-------- Input records --------

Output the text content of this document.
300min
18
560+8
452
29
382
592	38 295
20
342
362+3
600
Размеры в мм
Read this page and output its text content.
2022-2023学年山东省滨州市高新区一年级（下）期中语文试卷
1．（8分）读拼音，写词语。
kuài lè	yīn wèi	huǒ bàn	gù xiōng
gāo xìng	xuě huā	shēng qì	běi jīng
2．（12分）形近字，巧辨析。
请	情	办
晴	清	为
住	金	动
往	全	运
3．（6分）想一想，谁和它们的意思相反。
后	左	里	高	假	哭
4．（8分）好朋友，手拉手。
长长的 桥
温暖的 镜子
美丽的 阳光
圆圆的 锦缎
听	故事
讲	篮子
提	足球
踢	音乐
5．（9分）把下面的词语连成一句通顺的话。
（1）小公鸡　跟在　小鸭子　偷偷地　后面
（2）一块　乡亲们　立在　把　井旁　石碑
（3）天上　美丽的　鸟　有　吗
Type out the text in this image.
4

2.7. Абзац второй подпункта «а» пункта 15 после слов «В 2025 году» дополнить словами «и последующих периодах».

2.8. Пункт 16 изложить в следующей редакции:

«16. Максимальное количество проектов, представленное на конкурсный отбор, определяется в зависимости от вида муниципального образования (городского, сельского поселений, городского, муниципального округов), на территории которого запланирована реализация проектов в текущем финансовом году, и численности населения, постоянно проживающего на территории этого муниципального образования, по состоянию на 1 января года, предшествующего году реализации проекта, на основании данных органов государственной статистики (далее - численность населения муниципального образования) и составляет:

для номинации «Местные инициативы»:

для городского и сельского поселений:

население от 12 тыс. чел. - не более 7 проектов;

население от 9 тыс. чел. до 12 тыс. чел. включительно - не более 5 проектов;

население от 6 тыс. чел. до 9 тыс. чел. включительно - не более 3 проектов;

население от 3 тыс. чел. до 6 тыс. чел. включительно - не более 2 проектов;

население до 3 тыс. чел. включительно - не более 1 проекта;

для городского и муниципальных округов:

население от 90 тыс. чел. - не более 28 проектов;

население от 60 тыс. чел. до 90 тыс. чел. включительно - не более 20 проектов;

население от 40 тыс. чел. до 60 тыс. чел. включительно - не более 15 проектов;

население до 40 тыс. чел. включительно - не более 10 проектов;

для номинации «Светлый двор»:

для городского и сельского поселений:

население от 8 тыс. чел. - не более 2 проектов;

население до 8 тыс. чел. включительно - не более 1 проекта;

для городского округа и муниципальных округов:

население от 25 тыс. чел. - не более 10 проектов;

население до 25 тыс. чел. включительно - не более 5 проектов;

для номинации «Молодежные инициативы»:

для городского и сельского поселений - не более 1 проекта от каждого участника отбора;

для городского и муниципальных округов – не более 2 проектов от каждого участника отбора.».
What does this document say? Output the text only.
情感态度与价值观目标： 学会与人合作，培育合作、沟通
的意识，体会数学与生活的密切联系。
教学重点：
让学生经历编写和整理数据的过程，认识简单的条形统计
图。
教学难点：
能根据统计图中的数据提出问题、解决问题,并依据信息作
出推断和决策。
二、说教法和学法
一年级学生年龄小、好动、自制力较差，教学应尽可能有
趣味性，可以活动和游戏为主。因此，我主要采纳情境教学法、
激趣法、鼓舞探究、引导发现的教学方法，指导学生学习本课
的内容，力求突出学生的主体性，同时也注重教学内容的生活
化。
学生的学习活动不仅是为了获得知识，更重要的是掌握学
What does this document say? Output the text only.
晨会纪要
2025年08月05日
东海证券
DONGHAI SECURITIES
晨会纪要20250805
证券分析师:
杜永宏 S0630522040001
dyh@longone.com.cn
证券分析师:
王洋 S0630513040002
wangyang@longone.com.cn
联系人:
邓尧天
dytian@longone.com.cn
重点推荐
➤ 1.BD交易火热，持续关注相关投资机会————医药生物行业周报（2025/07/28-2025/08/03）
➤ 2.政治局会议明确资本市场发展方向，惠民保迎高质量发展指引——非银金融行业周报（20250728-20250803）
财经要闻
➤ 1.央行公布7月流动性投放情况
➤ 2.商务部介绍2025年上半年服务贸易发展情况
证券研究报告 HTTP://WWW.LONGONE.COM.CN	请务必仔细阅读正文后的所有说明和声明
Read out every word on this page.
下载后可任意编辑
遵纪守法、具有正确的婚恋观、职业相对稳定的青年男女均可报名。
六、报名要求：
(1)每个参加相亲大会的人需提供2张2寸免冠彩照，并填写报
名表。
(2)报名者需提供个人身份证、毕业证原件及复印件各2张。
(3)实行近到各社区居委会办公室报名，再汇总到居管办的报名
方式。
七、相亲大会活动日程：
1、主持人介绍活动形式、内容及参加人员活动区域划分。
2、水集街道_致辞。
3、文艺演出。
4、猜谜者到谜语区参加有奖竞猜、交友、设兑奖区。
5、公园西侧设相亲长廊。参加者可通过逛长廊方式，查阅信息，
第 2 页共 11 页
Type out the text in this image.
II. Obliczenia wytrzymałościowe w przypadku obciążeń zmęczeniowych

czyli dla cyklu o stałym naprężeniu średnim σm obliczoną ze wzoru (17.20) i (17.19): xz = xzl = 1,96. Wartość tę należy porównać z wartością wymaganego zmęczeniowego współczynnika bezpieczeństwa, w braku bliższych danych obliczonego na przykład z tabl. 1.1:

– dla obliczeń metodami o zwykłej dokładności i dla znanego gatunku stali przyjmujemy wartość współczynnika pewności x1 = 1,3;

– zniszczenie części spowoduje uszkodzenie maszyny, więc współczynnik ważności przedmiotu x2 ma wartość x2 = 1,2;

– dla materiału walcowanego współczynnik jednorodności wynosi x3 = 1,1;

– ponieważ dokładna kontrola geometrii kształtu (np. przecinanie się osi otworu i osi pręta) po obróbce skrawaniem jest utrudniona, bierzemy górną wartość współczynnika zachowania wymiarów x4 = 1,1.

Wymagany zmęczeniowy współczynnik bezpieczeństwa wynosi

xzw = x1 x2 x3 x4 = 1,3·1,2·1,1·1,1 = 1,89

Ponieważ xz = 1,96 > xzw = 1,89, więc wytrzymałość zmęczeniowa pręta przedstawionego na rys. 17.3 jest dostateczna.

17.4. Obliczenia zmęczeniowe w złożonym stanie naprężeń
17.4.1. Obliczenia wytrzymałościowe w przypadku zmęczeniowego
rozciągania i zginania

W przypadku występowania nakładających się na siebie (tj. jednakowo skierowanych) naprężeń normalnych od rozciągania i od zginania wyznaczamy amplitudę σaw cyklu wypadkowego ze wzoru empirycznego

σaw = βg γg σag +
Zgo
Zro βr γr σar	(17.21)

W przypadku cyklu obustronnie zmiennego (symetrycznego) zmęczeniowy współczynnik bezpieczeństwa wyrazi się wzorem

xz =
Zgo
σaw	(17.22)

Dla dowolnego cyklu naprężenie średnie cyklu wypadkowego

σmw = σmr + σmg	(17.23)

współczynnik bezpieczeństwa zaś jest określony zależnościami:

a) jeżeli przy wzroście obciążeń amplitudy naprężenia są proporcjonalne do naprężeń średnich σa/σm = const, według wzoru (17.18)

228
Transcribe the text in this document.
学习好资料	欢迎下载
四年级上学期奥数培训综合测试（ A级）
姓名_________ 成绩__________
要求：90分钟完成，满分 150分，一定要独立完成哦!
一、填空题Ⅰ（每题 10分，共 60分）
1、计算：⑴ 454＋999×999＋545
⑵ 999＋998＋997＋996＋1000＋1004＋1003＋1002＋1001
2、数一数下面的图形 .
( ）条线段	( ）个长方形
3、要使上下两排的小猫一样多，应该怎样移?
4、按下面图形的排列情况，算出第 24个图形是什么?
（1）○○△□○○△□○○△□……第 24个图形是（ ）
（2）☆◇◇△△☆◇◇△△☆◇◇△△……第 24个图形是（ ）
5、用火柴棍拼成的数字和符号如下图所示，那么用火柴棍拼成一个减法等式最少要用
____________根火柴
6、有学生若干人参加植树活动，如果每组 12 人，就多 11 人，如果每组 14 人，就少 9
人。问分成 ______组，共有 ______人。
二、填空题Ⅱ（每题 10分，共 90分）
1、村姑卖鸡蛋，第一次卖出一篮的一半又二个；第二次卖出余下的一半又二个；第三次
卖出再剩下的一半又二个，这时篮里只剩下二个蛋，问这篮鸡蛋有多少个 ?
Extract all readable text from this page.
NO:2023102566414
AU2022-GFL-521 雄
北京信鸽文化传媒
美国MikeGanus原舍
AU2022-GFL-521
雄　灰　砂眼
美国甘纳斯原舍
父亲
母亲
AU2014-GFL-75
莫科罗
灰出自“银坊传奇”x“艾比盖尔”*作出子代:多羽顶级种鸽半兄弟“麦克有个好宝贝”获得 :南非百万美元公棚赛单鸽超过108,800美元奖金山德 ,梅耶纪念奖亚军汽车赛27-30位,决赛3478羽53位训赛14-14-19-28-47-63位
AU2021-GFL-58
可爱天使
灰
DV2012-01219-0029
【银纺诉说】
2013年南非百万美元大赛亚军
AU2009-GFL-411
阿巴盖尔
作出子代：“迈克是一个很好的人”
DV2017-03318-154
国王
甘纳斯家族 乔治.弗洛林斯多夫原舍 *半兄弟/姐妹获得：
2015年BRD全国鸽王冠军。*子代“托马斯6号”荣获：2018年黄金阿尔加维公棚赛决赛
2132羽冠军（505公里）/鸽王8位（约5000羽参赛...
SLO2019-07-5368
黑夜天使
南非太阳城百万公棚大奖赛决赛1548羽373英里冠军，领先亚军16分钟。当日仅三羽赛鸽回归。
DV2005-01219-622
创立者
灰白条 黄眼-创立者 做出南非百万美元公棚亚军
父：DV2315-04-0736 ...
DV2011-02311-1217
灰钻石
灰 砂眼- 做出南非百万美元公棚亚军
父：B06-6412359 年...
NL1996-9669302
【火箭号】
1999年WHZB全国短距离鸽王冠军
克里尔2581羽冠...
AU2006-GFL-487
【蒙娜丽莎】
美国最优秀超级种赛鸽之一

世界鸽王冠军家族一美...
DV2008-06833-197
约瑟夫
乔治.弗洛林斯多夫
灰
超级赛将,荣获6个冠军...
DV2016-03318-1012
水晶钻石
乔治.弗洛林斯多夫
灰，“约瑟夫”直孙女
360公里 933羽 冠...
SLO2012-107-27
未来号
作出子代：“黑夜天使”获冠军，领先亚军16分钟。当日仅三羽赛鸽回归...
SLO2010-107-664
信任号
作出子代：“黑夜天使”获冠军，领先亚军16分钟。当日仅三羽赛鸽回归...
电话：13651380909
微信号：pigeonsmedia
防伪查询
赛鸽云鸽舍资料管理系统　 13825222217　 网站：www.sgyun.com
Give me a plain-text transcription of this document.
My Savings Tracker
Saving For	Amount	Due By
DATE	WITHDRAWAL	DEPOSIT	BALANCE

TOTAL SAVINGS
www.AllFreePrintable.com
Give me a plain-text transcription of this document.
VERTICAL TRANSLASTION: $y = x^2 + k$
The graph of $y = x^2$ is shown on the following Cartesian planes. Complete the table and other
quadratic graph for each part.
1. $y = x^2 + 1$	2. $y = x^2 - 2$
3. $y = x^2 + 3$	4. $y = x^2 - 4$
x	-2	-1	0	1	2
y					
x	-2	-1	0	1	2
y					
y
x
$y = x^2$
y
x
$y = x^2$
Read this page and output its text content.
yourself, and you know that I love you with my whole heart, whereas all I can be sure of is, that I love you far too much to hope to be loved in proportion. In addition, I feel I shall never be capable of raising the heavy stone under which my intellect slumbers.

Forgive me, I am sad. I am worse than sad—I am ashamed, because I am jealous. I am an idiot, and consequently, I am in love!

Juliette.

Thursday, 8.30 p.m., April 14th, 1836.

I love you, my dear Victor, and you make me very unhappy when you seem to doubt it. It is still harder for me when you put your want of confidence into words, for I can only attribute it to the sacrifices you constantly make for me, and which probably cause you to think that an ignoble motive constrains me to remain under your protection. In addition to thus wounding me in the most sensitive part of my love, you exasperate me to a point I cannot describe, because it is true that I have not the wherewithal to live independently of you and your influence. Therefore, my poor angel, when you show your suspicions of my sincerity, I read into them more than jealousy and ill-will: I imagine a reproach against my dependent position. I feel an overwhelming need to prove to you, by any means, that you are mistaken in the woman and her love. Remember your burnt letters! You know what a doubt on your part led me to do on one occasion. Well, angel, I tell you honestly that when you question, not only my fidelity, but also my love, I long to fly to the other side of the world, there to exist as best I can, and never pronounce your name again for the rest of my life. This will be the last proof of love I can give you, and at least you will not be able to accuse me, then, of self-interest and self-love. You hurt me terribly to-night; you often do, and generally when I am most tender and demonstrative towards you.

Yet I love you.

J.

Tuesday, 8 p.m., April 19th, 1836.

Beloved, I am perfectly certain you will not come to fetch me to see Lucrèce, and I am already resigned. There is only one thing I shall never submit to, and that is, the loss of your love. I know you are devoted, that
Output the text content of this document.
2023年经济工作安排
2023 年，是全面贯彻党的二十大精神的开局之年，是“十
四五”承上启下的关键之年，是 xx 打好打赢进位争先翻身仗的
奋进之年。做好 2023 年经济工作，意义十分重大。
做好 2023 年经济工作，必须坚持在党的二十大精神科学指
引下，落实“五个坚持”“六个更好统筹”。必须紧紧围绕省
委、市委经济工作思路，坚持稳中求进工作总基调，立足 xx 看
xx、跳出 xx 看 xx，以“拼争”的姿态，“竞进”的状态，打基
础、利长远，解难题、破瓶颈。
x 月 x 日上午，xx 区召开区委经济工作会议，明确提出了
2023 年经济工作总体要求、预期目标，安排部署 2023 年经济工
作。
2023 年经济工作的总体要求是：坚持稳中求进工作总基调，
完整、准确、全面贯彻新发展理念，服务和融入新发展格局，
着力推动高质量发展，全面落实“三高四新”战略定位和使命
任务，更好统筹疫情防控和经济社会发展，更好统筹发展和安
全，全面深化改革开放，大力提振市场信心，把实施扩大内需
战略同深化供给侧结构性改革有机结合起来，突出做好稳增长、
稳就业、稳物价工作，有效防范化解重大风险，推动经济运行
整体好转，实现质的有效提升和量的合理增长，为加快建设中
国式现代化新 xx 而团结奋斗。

--------

§ **Task goal**:
Identify the lines in the entries above that contain "obciążeń", then copy them out.

§ **Final result**:
II. Obliczenia wytrzymałościowe w przypadku obciążeń zmęczeniowych
a) jeżeli przy wzroście obciążeń amplitudy naprężenia są proporcjonalne do naprężeń średnich σa/σm = const, według wzoru (17.18)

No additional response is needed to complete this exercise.